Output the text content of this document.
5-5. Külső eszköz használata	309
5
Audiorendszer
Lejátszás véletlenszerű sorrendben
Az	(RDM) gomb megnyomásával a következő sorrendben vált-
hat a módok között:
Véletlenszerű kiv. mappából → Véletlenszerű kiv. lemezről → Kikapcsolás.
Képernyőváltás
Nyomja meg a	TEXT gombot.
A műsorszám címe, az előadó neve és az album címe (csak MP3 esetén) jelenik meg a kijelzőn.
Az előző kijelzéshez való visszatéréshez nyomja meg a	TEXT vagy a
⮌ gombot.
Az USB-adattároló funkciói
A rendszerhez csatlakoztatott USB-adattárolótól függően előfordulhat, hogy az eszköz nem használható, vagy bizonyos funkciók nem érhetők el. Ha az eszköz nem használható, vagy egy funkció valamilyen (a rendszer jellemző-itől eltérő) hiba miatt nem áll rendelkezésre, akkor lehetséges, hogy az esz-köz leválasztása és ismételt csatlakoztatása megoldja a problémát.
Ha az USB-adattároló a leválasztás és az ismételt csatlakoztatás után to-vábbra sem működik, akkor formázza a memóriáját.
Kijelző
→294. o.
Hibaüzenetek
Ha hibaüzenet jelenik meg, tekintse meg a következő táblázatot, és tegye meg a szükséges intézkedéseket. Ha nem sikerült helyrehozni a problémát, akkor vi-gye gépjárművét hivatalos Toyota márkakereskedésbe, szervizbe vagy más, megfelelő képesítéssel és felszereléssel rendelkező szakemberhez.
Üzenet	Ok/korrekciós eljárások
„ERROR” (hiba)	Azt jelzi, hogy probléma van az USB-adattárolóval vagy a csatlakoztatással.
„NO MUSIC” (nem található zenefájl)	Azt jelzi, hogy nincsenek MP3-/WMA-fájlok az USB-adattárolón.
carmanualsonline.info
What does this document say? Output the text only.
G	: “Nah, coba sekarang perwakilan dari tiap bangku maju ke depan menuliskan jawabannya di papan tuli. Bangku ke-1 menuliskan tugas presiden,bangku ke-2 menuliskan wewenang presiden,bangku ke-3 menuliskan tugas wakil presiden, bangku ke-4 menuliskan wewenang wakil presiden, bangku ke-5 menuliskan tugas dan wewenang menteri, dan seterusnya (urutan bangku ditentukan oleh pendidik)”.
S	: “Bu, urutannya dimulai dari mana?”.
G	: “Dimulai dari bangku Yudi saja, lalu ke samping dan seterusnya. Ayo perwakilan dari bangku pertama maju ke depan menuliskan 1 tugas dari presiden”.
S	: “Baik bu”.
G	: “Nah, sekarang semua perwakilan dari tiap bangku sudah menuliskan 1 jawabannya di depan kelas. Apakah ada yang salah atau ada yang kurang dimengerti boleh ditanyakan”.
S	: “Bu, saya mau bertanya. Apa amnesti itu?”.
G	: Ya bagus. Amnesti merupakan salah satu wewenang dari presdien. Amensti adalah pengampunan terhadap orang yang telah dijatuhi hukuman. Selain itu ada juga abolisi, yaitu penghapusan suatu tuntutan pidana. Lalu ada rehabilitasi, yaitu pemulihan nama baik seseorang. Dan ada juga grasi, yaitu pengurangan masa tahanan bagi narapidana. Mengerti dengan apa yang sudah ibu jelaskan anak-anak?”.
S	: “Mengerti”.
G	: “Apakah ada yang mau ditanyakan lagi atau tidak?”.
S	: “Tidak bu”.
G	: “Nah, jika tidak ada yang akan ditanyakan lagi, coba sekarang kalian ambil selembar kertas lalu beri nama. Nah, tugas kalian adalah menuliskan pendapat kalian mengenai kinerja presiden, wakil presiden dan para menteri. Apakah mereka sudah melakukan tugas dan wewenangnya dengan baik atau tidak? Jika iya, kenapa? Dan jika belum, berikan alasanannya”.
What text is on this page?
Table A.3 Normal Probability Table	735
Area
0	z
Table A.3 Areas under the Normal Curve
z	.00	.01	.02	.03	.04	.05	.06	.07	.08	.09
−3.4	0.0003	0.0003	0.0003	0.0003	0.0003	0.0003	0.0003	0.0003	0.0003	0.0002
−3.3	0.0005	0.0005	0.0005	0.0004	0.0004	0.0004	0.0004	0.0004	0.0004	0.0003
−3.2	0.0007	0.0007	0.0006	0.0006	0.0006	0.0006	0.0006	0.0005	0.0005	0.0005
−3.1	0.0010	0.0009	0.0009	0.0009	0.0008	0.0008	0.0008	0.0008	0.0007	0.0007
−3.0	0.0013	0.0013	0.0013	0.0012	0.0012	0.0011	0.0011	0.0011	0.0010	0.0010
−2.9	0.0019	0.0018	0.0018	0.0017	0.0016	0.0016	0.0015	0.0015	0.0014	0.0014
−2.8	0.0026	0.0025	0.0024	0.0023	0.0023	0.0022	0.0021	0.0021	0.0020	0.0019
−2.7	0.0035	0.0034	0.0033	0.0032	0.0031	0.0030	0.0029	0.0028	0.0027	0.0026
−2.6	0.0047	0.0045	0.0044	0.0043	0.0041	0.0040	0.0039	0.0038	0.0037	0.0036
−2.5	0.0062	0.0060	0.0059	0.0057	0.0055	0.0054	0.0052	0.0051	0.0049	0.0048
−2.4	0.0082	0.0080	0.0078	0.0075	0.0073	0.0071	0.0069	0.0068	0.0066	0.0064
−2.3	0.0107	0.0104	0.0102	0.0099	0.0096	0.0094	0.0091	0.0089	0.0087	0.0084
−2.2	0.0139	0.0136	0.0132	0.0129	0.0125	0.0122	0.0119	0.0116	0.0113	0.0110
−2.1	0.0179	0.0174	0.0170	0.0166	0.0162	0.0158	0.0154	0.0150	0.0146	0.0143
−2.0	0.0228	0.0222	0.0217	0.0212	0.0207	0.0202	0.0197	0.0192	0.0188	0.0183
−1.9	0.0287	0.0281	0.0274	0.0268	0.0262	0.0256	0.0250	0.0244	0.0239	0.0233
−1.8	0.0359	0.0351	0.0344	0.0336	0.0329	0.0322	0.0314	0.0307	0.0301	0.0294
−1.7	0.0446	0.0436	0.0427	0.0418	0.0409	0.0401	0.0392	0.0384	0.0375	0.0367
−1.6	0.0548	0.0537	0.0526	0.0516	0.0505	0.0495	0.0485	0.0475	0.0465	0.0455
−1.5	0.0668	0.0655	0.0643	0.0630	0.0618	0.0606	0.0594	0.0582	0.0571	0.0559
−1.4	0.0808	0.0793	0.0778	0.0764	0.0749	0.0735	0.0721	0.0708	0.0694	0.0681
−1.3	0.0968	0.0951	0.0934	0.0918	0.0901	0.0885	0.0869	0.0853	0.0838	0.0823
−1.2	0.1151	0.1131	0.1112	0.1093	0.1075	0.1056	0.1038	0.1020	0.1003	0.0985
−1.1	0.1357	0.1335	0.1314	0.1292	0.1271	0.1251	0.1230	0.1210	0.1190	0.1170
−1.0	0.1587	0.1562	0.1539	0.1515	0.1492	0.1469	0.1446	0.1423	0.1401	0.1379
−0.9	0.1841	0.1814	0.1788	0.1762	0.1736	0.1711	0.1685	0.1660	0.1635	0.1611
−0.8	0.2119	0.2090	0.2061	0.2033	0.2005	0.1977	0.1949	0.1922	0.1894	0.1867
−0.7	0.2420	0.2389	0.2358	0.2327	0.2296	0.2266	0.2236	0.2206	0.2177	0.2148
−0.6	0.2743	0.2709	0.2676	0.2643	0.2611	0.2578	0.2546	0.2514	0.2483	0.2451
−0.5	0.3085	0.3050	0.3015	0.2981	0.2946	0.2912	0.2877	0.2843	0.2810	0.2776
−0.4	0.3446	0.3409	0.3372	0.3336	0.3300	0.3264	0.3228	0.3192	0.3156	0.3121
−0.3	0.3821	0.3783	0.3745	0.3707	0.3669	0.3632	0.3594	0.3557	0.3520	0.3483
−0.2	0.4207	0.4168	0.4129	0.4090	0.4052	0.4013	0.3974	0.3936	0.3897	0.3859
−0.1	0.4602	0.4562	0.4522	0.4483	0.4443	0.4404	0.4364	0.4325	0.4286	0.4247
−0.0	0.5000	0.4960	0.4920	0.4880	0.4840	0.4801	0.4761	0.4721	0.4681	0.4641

__________

* **Goal**:
Copy out each line of the entries that holds "depan".

* **Worked solution**:
G	: “Nah, coba sekarang perwakilan dari tiap bangku maju ke depan menuliskan jawabannya di papan tuli. Bangku ke-1 menuliskan tugas presiden,bangku ke-2 menuliskan wewenang presiden,bangku ke-3 menuliskan tugas wakil presiden, bangku ke-4 menuliskan wewenang wakil presiden, bangku ke-5 menuliskan tugas dan wewenang menteri, dan seterusnya (urutan bangku ditentukan oleh pendidik)”.
G	: “Dimulai dari bangku Yudi saja, lalu ke samping dan seterusnya. Ayo perwakilan dari bangku pertama maju ke depan menuliskan 1 tugas dari presiden”.
G	: “Nah, sekarang semua perwakilan dari tiap bangku sudah menuliskan 1 jawabannya di depan kelas. Apakah ada yang salah atau ada yang kurang dimengerti boleh ditanyakan”.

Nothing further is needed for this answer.